Rows from a dataset:
|---|

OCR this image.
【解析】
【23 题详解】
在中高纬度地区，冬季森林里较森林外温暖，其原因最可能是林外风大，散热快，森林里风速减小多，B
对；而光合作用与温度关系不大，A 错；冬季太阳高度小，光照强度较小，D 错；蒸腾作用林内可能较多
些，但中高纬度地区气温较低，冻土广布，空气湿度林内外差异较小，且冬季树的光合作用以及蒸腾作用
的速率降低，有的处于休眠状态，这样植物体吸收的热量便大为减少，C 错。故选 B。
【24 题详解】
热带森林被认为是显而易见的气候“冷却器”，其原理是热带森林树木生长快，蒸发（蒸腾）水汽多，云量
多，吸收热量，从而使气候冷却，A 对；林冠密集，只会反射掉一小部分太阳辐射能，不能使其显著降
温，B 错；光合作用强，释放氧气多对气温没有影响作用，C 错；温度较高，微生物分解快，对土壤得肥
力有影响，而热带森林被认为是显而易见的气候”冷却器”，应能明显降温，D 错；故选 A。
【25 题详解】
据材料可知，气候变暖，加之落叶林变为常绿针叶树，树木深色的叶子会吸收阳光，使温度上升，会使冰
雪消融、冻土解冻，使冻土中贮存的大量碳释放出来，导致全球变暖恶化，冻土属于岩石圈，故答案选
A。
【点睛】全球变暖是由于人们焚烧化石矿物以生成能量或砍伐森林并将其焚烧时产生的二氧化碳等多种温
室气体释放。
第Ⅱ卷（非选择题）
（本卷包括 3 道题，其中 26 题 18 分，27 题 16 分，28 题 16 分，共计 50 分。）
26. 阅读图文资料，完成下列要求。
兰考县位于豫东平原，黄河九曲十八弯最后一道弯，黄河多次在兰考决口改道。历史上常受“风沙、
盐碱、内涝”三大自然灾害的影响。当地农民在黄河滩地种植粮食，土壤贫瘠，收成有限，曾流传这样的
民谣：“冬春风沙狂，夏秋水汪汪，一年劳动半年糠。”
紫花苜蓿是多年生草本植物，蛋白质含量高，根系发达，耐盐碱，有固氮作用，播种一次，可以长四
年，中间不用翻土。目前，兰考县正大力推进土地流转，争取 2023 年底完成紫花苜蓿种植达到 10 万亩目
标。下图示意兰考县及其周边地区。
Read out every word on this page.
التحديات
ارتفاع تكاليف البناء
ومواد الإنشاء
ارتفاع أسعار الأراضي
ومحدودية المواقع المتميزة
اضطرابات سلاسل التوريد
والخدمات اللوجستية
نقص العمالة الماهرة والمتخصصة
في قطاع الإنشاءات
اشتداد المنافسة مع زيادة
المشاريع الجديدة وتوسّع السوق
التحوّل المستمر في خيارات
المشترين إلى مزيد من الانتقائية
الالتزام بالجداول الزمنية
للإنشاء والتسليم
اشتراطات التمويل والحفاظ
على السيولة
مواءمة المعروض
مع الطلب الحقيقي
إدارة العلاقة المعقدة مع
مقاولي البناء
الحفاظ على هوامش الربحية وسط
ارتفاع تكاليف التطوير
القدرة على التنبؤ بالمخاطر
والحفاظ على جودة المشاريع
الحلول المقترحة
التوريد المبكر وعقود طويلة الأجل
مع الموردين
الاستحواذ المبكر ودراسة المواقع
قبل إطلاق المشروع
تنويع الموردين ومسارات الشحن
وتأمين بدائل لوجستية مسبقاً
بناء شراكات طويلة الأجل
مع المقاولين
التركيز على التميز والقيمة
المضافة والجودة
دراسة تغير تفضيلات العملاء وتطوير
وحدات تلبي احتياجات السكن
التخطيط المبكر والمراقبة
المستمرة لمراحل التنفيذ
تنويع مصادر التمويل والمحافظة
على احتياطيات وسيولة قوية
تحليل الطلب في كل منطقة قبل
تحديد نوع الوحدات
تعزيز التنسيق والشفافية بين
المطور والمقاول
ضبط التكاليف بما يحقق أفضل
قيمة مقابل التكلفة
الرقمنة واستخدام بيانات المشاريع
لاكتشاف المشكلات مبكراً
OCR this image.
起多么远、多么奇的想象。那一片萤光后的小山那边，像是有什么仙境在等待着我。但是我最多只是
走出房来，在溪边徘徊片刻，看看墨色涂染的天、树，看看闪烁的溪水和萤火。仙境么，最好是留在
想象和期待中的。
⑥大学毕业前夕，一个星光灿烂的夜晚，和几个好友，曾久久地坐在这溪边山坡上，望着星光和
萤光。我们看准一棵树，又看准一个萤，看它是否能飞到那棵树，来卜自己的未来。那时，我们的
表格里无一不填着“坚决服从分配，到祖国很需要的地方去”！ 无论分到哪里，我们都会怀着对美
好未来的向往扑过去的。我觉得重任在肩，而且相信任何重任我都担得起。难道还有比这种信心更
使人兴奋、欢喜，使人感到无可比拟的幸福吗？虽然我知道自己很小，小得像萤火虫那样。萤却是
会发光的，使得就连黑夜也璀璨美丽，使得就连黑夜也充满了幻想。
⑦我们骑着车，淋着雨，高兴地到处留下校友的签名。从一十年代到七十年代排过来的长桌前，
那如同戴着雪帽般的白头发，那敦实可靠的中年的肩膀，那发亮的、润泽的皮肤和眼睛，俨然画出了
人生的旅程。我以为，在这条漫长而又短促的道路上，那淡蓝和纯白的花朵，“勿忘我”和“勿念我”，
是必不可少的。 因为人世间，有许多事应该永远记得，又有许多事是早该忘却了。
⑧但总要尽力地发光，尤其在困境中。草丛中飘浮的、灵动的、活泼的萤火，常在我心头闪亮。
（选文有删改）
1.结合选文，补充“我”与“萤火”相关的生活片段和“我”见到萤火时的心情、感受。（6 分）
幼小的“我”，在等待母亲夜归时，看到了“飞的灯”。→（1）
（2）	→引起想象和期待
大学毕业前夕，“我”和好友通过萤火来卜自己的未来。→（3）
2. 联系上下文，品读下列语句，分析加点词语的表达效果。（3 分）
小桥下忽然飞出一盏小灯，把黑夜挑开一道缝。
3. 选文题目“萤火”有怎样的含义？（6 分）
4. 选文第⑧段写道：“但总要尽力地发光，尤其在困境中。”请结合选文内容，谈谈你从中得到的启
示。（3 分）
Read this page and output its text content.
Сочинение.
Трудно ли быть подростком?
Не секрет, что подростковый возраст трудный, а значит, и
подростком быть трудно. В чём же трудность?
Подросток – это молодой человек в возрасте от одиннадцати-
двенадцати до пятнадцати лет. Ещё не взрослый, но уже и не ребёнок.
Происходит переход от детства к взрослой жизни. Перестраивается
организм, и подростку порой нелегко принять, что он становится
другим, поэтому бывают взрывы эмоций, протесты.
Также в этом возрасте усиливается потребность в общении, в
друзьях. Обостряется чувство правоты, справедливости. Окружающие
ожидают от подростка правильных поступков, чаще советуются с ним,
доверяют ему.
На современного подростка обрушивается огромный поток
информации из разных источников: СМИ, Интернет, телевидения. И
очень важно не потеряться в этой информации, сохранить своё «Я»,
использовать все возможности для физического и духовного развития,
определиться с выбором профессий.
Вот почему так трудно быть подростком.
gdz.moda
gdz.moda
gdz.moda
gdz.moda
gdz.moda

|---|

EXERCISE AIM:
Retype all of the data shown above, word for word.

FINAL RESULT:
OCR this image.
【解析】
【23 题详解】
在中高纬度地区，冬季森林里较森林外温暖，其原因最可能是林外风大，散热快，森林里风速减小多，B
对；而光合作用与温度关系不大，A 错；冬季太阳高度小，光照强度较小，D 错；蒸腾作用林内可能较多
些，但中高纬度地区气温较低，冻土广布，空气湿度林内外差异较小，且冬季树的光合作用以及蒸腾作用
的速率降低，有的处于休眠状态，这样植物体吸收的热量便大为减少，C 错。故选 B。
【24 题详解】
热带森林被认为是显而易见的气候“冷却器”，其原理是热带森林树木生长快，蒸发（蒸腾）水汽多，云量
多，吸收热量，从而使气候冷却，A 对；林冠密集，只会反射掉一小部分太阳辐射能，不能使其显著降
温，B 错；光合作用强，释放氧气多对气温没有影响作用，C 错；温度较高，微生物分解快，对土壤得肥
力有影响，而热带森林被认为是显而易见的气候”冷却器”，应能明显降温，D 错；故选 A。
【25 题详解】
据材料可知，气候变暖，加之落叶林变为常绿针叶树，树木深色的叶子会吸收阳光，使温度上升，会使冰
雪消融、冻土解冻，使冻土中贮存的大量碳释放出来，导致全球变暖恶化，冻土属于岩石圈，故答案选
A。
【点睛】全球变暖是由于人们焚烧化石矿物以生成能量或砍伐森林并将其焚烧时产生的二氧化碳等多种温
室气体释放。
第Ⅱ卷（非选择题）
（本卷包括 3 道题，其中 26 题 18 分，27 题 16 分，28 题 16 分，共计 50 分。）
26. 阅读图文资料，完成下列要求。
兰考县位于豫东平原，黄河九曲十八弯最后一道弯，黄河多次在兰考决口改道。历史上常受“风沙、
盐碱、内涝”三大自然灾害的影响。当地农民在黄河滩地种植粮食，土壤贫瘠，收成有限，曾流传这样的
民谣：“冬春风沙狂，夏秋水汪汪，一年劳动半年糠。”
紫花苜蓿是多年生草本植物，蛋白质含量高，根系发达，耐盐碱，有固氮作用，播种一次，可以长四
年，中间不用翻土。目前，兰考县正大力推进土地流转，争取 2023 年底完成紫花苜蓿种植达到 10 万亩目
标。下图示意兰考县及其周边地区。
Read out every word on this page.
التحديات
ارتفاع تكاليف البناء
ومواد الإنشاء
ارتفاع أسعار الأراضي
ومحدودية المواقع المتميزة
اضطرابات سلاسل التوريد
والخدمات اللوجستية
نقص العمالة الماهرة والمتخصصة
في قطاع الإنشاءات
اشتداد المنافسة مع زيادة
المشاريع الجديدة وتوسّع السوق
التحوّل المستمر في خيارات
المشترين إلى مزيد من الانتقائية
الالتزام بالجداول الزمنية
للإنشاء والتسليم
اشتراطات التمويل والحفاظ
على السيولة
مواءمة المعروض
مع الطلب الحقيقي
إدارة العلاقة المعقدة مع
مقاولي البناء
الحفاظ على هوامش الربحية وسط
ارتفاع تكاليف التطوير
القدرة على التنبؤ بالمخاطر
والحفاظ على جودة المشاريع
الحلول المقترحة
التوريد المبكر وعقود طويلة الأجل
مع الموردين
الاستحواذ المبكر ودراسة المواقع
قبل إطلاق المشروع
تنويع الموردين ومسارات الشحن
وتأمين بدائل لوجستية مسبقاً
بناء شراكات طويلة الأجل
مع المقاولين
التركيز على التميز والقيمة
المضافة والجودة
دراسة تغير تفضيلات العملاء وتطوير
وحدات تلبي احتياجات السكن
التخطيط المبكر والمراقبة
المستمرة لمراحل التنفيذ
تنويع مصادر التمويل والمحافظة
على احتياطيات وسيولة قوية
تحليل الطلب في كل منطقة قبل
تحديد نوع الوحدات
تعزيز التنسيق والشفافية بين
المطور والمقاول
ضبط التكاليف بما يحقق أفضل
قيمة مقابل التكلفة
الرقمنة واستخدام بيانات المشاريع
لاكتشاف المشكلات مبكراً
OCR this image.
起多么远、多么奇的想象。那一片萤光后的小山那边，像是有什么仙境在等待着我。但是我最多只是
走出房来，在溪边徘徊片刻，看看墨色涂染的天、树，看看闪烁的溪水和萤火。仙境么，最好是留在
想象和期待中的。
⑥大学毕业前夕，一个星光灿烂的夜晚，和几个好友，曾久久地坐在这溪边山坡上，望着星光和
萤光。我们看准一棵树，又看准一个萤，看它是否能飞到那棵树，来卜自己的未来。那时，我们的
表格里无一不填着“坚决服从分配，到祖国很需要的地方去”！ 无论分到哪里，我们都会怀着对美
好未来的向往扑过去的。我觉得重任在肩，而且相信任何重任我都担得起。难道还有比这种信心更
使人兴奋、欢喜，使人感到无可比拟的幸福吗？虽然我知道自己很小，小得像萤火虫那样。萤却是
会发光的，使得就连黑夜也璀璨美丽，使得就连黑夜也充满了幻想。
⑦我们骑着车，淋着雨，高兴地到处留下校友的签名。从一十年代到七十年代排过来的长桌前，
那如同戴着雪帽般的白头发，那敦实可靠的中年的肩膀，那发亮的、润泽的皮肤和眼睛，俨然画出了
人生的旅程。我以为，在这条漫长而又短促的道路上，那淡蓝和纯白的花朵，“勿忘我”和“勿念我”，
是必不可少的。 因为人世间，有许多事应该永远记得，又有许多事是早该忘却了。
⑧但总要尽力地发光，尤其在困境中。草丛中飘浮的、灵动的、活泼的萤火，常在我心头闪亮。
（选文有删改）
1.结合选文，补充“我”与“萤火”相关的生活片段和“我”见到萤火时的心情、感受。（6 分）
幼小的“我”，在等待母亲夜归时，看到了“飞的灯”。→（1）
（2）	→引起想象和期待
大学毕业前夕，“我”和好友通过萤火来卜自己的未来。→（3）
2. 联系上下文，品读下列语句，分析加点词语的表达效果。（3 分）
小桥下忽然飞出一盏小灯，把黑夜挑开一道缝。
3. 选文题目“萤火”有怎样的含义？（6 分）
4. 选文第⑧段写道：“但总要尽力地发光，尤其在困境中。”请结合选文内容，谈谈你从中得到的启
示。（3 分）
Read this page and output its text content.
Сочинение.
Трудно ли быть подростком?
Не секрет, что подростковый возраст трудный, а значит, и
подростком быть трудно. В чём же трудность?
Подросток – это молодой человек в возрасте от одиннадцати-
двенадцати до пятнадцати лет. Ещё не взрослый, но уже и не ребёнок.
Происходит переход от детства к взрослой жизни. Перестраивается
организм, и подростку порой нелегко принять, что он становится
другим, поэтому бывают взрывы эмоций, протесты.
Также в этом возрасте усиливается потребность в общении, в
друзьях. Обостряется чувство правоты, справедливости. Окружающие
ожидают от подростка правильных поступков, чаще советуются с ним,
доверяют ему.
На современного подростка обрушивается огромный поток
информации из разных источников: СМИ, Интернет, телевидения. И
очень важно не потеряться в этой информации, сохранить своё «Я»,
использовать все возможности для физического и духовного развития,
определиться с выбором профессий.
Вот почему так трудно быть подростком.
gdz.moda
gdz.moda
gdz.moda
gdz.moda
gdz.moda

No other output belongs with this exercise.